(GOAL) Check each line of the data for "Putnam" and select those that have it.

- - -

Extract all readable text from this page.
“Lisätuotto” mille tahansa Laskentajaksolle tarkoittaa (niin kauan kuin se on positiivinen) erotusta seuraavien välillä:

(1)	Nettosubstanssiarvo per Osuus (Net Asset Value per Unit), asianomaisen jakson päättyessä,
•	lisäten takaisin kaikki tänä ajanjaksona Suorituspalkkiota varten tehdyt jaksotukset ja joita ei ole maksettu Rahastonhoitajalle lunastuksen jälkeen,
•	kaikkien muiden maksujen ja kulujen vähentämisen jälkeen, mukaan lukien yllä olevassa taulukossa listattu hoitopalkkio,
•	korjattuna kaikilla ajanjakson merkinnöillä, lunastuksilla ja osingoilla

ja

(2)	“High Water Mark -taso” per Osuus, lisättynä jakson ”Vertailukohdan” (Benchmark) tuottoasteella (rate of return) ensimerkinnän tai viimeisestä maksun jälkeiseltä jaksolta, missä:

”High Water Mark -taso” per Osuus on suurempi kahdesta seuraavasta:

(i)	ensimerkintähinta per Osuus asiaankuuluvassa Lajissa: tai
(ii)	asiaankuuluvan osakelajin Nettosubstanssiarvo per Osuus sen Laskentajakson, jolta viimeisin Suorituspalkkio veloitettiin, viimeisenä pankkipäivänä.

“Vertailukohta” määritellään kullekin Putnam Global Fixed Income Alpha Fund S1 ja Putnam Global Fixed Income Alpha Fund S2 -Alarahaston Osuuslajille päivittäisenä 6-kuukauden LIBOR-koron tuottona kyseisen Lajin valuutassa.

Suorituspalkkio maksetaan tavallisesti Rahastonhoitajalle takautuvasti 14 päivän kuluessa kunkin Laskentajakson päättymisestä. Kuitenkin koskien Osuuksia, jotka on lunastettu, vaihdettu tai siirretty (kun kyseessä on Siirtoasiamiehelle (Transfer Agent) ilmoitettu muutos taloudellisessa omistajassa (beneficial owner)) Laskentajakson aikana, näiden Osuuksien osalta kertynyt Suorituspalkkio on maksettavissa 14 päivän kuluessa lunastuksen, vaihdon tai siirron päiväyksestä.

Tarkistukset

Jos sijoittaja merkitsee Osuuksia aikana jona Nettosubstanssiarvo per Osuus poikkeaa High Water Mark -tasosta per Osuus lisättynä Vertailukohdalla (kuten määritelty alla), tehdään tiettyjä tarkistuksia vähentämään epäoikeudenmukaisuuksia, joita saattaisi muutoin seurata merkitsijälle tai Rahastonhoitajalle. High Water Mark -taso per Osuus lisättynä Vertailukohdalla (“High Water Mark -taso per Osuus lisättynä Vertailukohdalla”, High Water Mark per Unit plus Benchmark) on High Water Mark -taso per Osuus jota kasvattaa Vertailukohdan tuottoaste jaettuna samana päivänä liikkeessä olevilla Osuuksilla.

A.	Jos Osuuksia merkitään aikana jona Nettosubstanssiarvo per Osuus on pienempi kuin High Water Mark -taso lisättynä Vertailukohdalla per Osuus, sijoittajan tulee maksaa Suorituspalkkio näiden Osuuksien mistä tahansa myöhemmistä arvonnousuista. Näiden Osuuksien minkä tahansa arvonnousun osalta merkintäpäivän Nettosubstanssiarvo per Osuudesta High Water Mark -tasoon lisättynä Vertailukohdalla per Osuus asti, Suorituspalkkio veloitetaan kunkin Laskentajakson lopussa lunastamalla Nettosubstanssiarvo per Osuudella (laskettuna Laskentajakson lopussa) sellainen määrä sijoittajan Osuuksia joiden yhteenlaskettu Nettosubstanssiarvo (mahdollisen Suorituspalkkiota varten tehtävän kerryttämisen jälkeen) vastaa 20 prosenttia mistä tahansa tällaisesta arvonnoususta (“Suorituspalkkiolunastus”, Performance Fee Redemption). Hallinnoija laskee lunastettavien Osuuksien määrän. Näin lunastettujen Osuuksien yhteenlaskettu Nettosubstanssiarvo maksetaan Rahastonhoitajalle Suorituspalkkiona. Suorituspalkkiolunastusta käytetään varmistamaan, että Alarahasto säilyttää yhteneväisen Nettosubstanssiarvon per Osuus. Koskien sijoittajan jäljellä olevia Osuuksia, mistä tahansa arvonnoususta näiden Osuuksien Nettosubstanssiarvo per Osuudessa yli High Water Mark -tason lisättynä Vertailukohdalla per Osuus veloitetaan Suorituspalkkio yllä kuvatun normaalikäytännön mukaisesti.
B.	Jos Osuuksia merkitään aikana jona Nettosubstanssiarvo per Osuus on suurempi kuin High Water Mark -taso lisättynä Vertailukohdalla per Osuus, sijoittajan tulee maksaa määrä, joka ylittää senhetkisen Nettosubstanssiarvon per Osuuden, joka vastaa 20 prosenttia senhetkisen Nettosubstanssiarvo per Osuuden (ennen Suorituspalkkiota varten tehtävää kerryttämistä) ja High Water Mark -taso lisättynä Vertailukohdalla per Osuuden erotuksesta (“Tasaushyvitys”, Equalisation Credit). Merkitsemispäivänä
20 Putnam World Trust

- - -

(SOLUTION FOR THIS PROBLEM)
“Vertailukohta” määritellään kullekin Putnam Global Fixed Income Alpha Fund S1 ja Putnam Global Fixed Income Alpha Fund S2 -Alarahaston Osuuslajille päivittäisenä 6-kuukauden LIBOR-koron tuottona kyseisen Lajin valuutassa.
20 Putnam World Trust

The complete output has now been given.